## Aim
Select, from the material below, each line with "versions" in it.
....................
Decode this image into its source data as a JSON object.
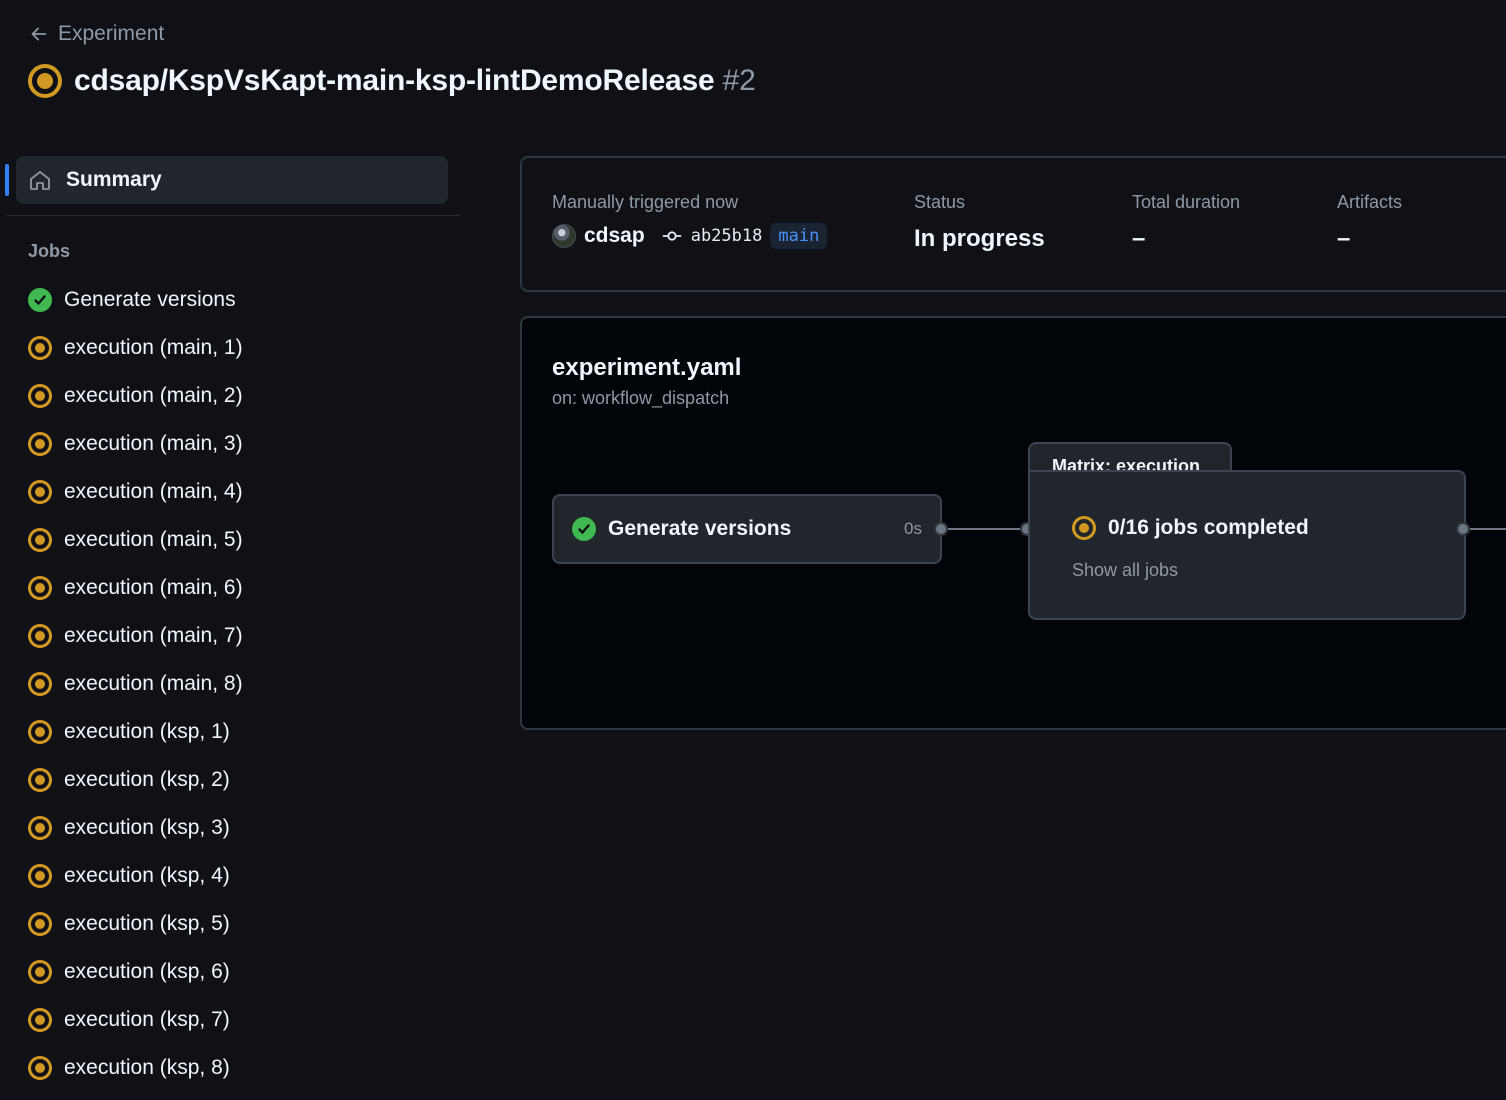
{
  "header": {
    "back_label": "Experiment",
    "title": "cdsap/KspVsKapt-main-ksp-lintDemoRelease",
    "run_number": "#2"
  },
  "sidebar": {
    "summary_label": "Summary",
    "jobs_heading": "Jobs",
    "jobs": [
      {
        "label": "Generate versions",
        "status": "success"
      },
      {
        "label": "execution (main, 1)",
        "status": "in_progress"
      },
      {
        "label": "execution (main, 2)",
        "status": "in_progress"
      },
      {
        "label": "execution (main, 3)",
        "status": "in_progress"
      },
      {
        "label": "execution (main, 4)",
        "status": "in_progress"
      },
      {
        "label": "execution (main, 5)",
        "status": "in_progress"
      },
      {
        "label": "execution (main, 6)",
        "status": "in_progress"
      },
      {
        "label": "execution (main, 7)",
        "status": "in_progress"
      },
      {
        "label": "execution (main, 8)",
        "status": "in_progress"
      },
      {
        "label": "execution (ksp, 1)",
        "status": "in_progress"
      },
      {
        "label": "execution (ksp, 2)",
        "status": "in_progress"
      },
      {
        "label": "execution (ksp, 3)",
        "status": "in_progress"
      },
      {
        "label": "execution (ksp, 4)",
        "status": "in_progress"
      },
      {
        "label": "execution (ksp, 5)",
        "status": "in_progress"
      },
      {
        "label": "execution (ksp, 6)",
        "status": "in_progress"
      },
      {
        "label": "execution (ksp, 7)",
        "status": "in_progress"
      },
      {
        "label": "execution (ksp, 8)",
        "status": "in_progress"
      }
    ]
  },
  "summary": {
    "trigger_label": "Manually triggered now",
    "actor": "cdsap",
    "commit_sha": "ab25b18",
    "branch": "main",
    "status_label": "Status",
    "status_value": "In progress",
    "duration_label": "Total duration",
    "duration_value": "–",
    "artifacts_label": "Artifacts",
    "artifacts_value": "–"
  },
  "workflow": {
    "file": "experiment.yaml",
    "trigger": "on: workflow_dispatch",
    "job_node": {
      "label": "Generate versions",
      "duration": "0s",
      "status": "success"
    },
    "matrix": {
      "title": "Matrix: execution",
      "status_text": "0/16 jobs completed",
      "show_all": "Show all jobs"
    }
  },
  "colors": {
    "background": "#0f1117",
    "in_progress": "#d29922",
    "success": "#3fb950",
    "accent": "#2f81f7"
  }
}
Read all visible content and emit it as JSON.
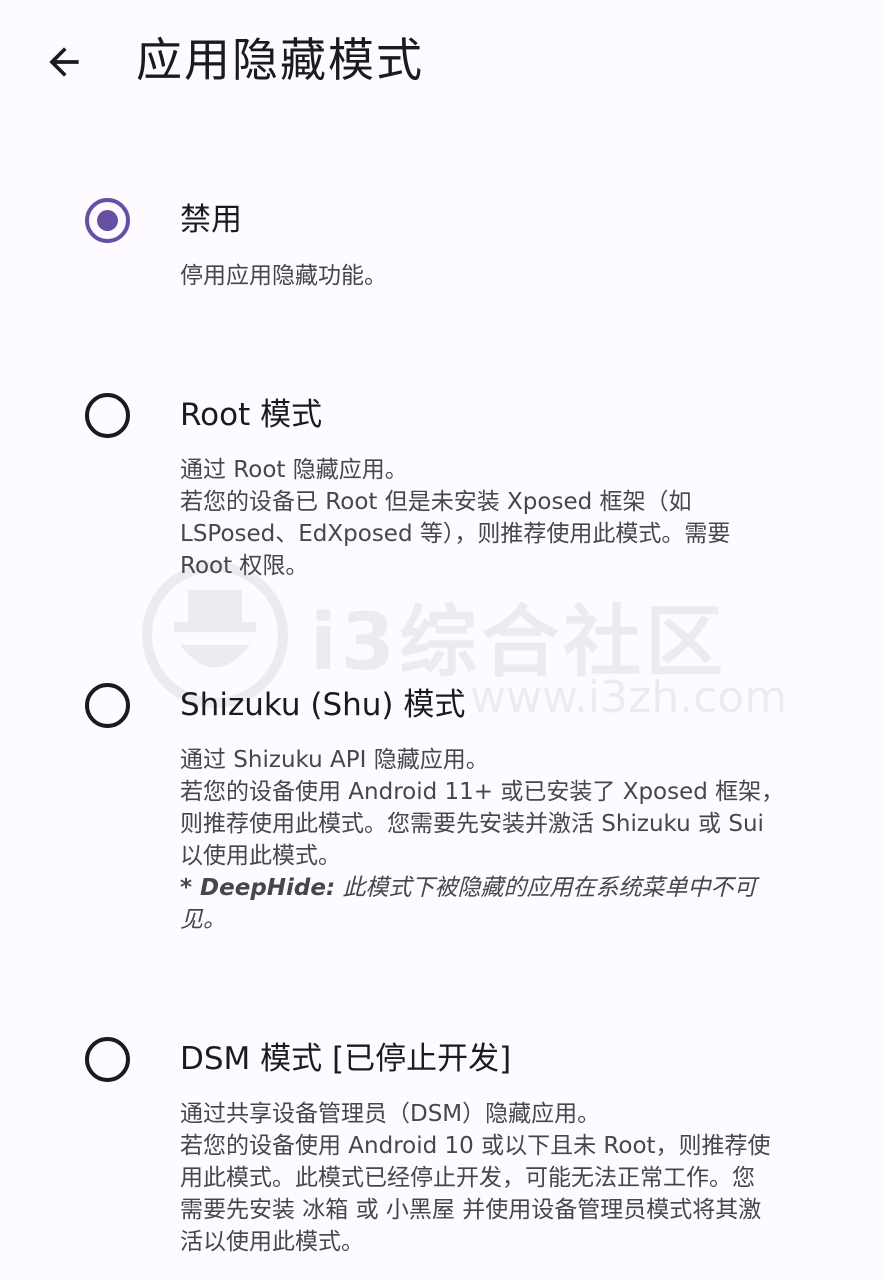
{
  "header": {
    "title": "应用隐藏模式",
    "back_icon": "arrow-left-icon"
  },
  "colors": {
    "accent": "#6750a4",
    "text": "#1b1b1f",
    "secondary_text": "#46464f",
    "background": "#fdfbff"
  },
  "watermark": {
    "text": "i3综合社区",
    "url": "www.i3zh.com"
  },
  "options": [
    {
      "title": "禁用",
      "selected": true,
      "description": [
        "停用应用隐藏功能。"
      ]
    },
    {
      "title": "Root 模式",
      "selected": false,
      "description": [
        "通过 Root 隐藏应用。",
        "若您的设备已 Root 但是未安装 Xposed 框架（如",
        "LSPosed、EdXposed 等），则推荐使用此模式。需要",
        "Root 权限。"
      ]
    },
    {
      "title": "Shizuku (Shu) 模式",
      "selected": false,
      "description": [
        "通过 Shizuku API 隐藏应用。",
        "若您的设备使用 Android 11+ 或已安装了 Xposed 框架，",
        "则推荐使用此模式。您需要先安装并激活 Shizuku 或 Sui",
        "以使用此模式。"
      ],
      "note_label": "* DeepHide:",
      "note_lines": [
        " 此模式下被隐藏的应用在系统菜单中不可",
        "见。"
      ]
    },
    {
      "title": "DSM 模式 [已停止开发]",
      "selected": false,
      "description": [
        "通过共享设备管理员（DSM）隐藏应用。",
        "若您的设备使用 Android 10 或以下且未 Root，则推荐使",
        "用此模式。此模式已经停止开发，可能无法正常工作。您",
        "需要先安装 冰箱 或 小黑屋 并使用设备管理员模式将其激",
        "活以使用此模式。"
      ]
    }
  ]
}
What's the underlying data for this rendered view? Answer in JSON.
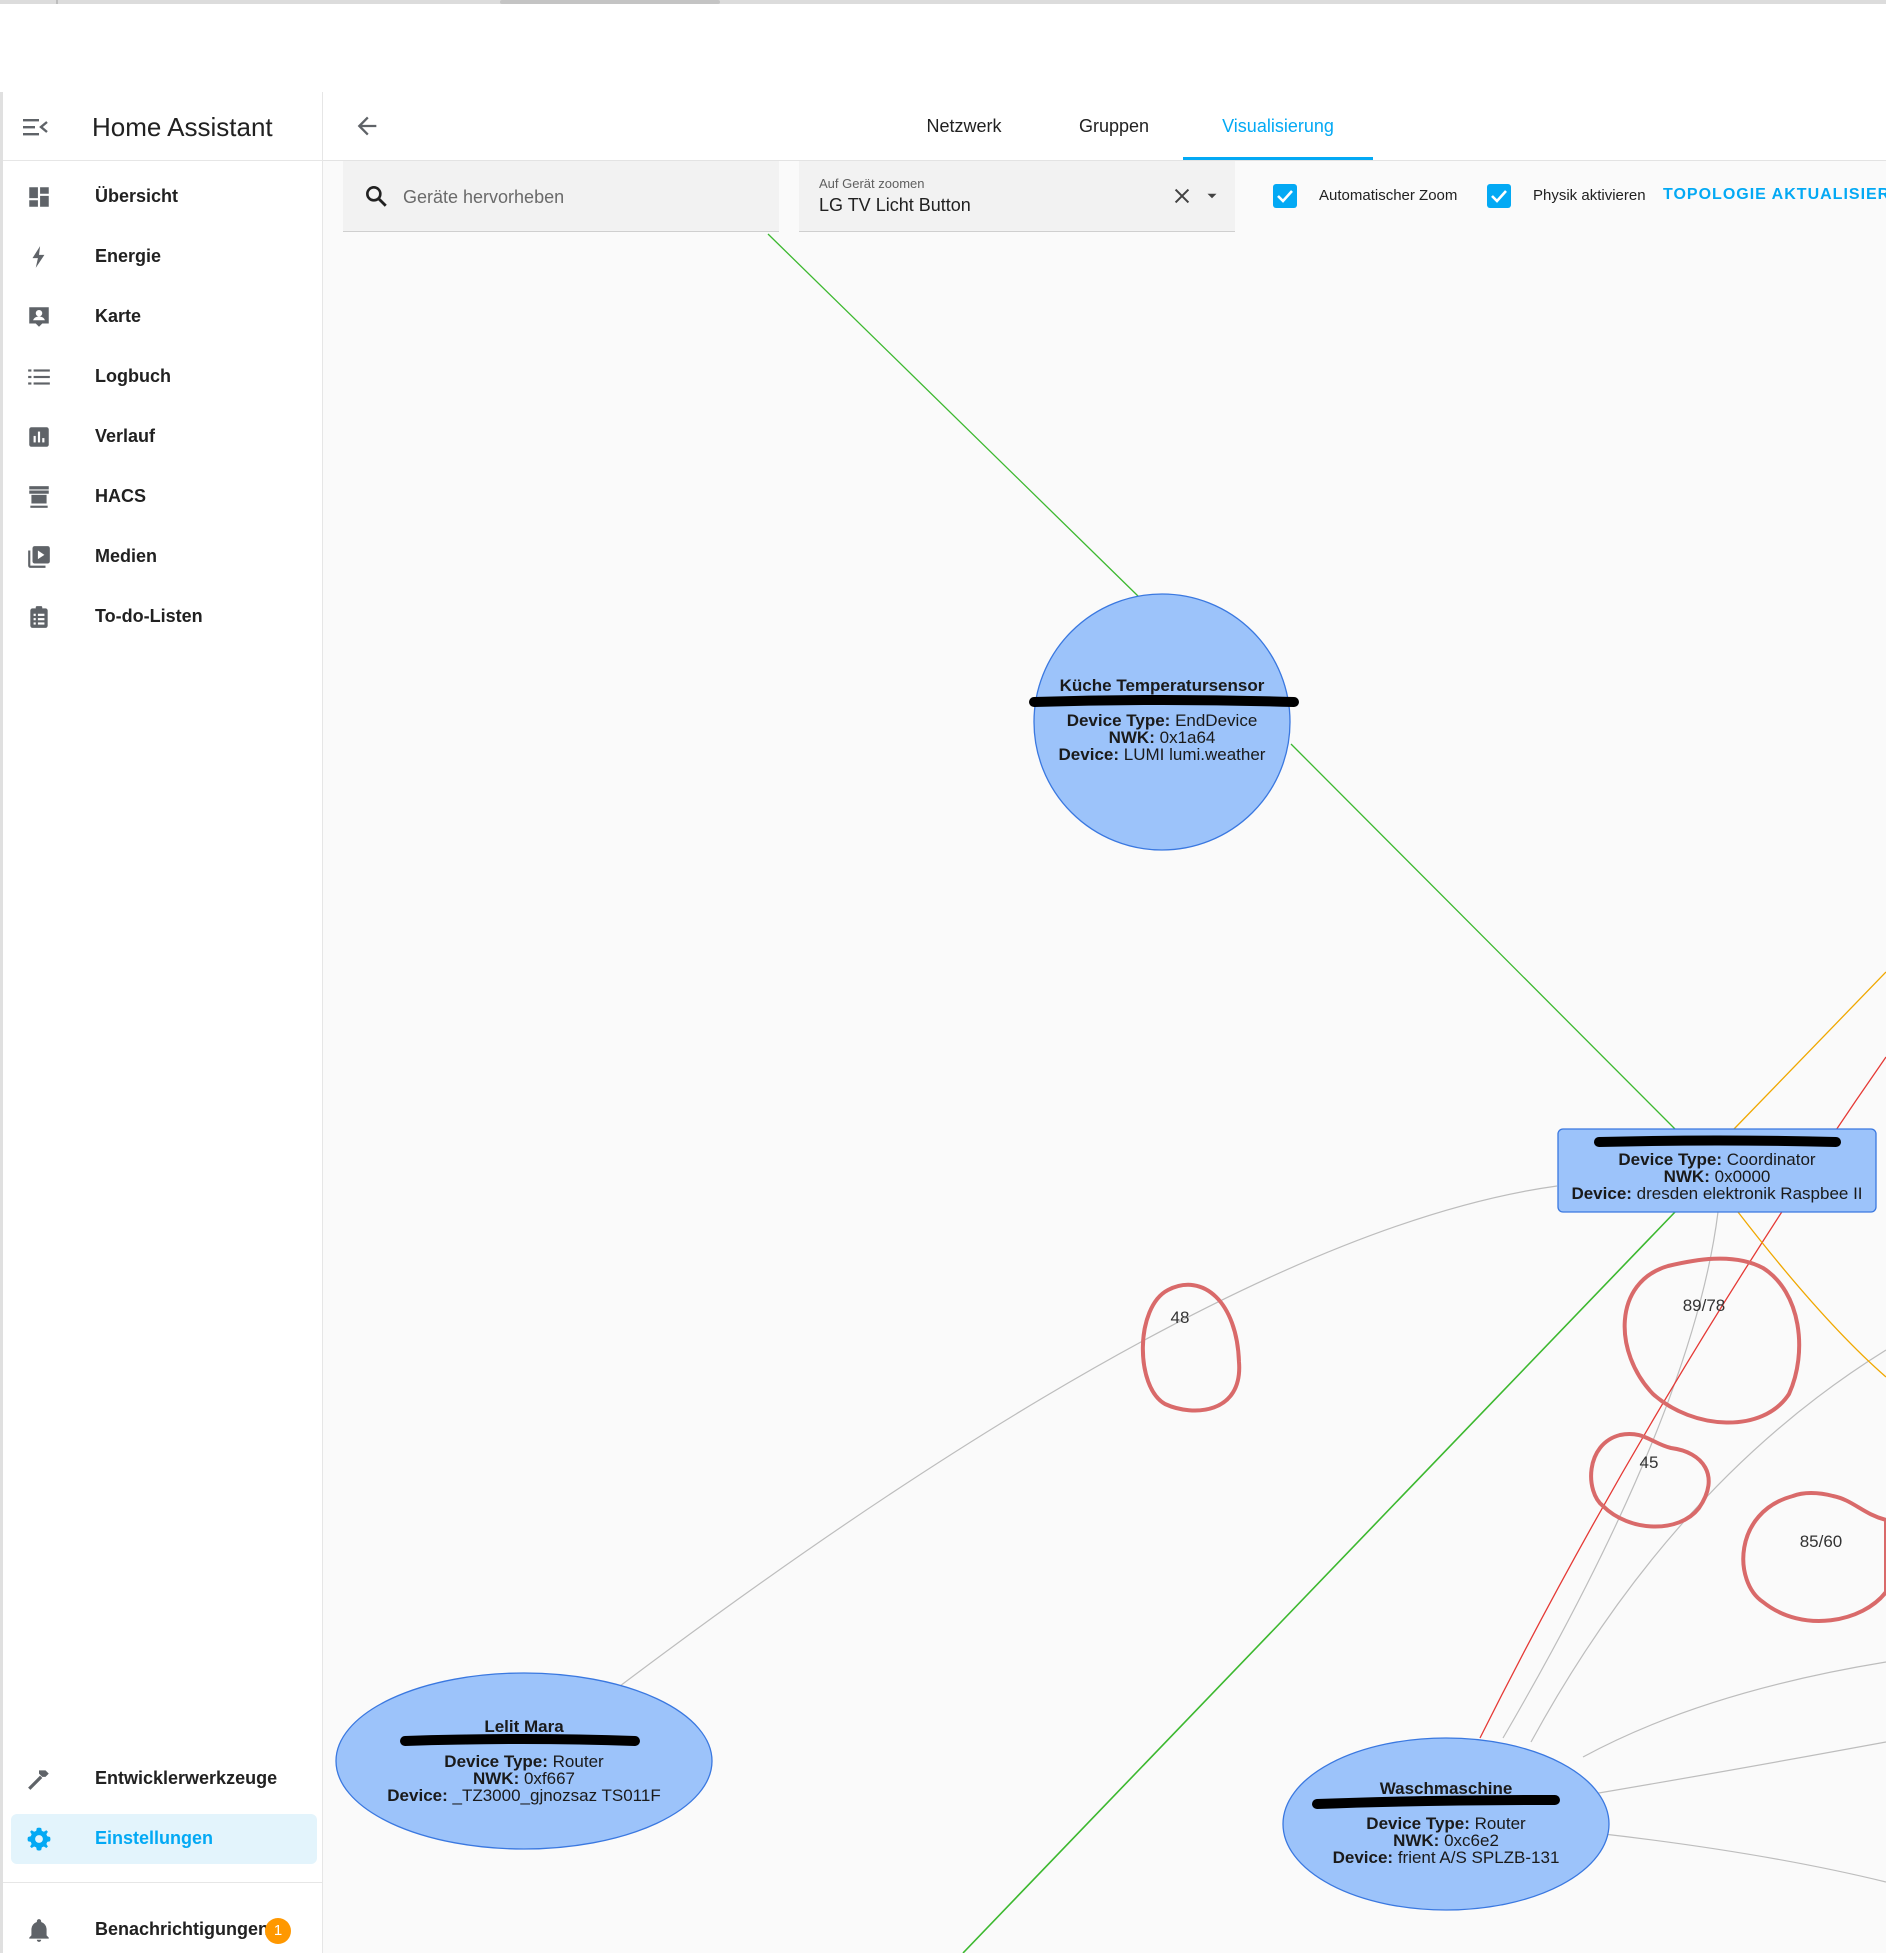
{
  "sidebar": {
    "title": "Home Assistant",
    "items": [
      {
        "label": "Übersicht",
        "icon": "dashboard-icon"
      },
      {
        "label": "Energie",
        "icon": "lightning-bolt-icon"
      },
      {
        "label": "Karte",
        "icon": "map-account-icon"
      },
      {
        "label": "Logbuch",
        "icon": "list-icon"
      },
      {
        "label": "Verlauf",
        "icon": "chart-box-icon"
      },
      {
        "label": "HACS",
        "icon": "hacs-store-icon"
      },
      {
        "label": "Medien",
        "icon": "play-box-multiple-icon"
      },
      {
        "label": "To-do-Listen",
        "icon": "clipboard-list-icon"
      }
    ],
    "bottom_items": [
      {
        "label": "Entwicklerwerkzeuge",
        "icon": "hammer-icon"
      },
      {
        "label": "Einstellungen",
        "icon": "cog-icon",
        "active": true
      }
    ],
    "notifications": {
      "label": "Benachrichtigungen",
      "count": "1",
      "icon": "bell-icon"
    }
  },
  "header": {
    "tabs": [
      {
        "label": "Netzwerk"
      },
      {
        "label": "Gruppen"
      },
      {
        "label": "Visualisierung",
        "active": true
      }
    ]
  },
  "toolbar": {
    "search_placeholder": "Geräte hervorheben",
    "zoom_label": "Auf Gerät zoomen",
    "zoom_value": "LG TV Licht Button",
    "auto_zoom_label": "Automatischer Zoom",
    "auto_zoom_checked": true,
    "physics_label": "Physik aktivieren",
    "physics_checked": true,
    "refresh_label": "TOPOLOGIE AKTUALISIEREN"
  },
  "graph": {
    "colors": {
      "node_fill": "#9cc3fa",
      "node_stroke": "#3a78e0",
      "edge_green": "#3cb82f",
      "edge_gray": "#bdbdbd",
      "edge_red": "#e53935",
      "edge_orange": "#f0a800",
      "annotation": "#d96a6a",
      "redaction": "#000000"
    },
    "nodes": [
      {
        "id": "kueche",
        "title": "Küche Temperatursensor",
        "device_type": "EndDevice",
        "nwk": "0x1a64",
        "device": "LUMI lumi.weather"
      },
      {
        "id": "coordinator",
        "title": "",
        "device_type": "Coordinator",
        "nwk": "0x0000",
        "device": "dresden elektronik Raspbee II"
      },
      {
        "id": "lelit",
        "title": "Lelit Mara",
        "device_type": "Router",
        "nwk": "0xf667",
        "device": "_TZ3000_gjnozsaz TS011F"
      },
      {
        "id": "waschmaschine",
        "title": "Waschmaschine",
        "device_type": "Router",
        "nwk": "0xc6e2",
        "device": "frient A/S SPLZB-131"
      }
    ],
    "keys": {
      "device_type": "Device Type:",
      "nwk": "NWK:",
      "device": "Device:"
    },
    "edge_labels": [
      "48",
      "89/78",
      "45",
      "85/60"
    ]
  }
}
....................
## Task result
        "label": "Generate versions",
      "label": "Generate versions",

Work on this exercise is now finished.